__What to do__: Set down the line that contains "OCR this image." and every line after it to the end of the entries, exactly as they stand and nothing more.

[Start]

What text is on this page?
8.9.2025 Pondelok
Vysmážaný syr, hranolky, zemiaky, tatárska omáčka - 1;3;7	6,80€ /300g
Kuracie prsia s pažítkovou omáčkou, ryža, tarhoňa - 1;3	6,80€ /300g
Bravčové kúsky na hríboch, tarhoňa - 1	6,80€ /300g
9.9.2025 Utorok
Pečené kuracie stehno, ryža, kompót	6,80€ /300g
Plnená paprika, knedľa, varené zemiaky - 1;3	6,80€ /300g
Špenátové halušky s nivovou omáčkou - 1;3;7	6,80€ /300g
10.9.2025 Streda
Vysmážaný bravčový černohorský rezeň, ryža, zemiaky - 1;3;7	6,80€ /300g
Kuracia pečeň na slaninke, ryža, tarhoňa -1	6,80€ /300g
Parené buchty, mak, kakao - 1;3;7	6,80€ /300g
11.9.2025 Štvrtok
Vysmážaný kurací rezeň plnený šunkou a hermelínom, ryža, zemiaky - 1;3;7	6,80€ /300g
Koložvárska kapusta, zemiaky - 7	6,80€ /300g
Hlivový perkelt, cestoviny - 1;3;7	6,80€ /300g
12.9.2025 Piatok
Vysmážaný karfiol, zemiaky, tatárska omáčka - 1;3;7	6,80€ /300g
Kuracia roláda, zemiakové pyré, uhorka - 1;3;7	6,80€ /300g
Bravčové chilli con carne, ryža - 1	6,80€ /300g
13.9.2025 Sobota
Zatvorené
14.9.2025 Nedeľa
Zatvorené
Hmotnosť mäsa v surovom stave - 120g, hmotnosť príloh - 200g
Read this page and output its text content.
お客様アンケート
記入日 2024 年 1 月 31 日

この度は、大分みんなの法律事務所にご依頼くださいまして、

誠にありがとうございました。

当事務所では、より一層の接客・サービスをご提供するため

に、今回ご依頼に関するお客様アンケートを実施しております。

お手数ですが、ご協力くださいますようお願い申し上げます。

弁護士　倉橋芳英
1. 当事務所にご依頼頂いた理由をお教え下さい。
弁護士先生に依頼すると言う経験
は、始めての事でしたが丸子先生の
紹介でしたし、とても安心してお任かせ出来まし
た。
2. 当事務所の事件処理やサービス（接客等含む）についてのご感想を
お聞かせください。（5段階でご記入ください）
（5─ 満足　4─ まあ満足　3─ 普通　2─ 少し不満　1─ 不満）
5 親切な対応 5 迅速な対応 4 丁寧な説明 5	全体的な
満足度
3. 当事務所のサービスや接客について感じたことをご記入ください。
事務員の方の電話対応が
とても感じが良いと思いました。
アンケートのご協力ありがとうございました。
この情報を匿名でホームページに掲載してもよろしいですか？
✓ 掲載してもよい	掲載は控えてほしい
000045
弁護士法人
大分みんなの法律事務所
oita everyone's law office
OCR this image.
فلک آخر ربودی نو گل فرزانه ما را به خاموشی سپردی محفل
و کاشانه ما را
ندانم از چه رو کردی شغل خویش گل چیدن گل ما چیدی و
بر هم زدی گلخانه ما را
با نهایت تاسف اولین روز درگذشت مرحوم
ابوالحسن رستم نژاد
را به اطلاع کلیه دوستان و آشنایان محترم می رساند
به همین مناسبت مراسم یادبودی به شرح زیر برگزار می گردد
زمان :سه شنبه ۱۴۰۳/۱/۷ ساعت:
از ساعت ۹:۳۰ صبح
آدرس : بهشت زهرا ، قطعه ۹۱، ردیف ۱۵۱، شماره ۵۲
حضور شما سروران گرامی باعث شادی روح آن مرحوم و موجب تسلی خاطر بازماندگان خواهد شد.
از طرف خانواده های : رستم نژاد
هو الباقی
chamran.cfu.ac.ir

[End]

__Final answer__:
OCR this image.
فلک آخر ربودی نو گل فرزانه ما را به خاموشی سپردی محفل
و کاشانه ما را
ندانم از چه رو کردی شغل خویش گل چیدن گل ما چیدی و
بر هم زدی گلخانه ما را
با نهایت تاسف اولین روز درگذشت مرحوم
ابوالحسن رستم نژاد
را به اطلاع کلیه دوستان و آشنایان محترم می رساند
به همین مناسبت مراسم یادبودی به شرح زیر برگزار می گردد
زمان :سه شنبه ۱۴۰۳/۱/۷ ساعت:
از ساعت ۹:۳۰ صبح
آدرس : بهشت زهرا ، قطعه ۹۱، ردیف ۱۵۱، شماره ۵۲
حضور شما سروران گرامی باعث شادی روح آن مرحوم و موجب تسلی خاطر بازماندگان خواهد شد.
از طرف خانواده های : رستم نژاد
هو الباقی
chamran.cfu.ac.ir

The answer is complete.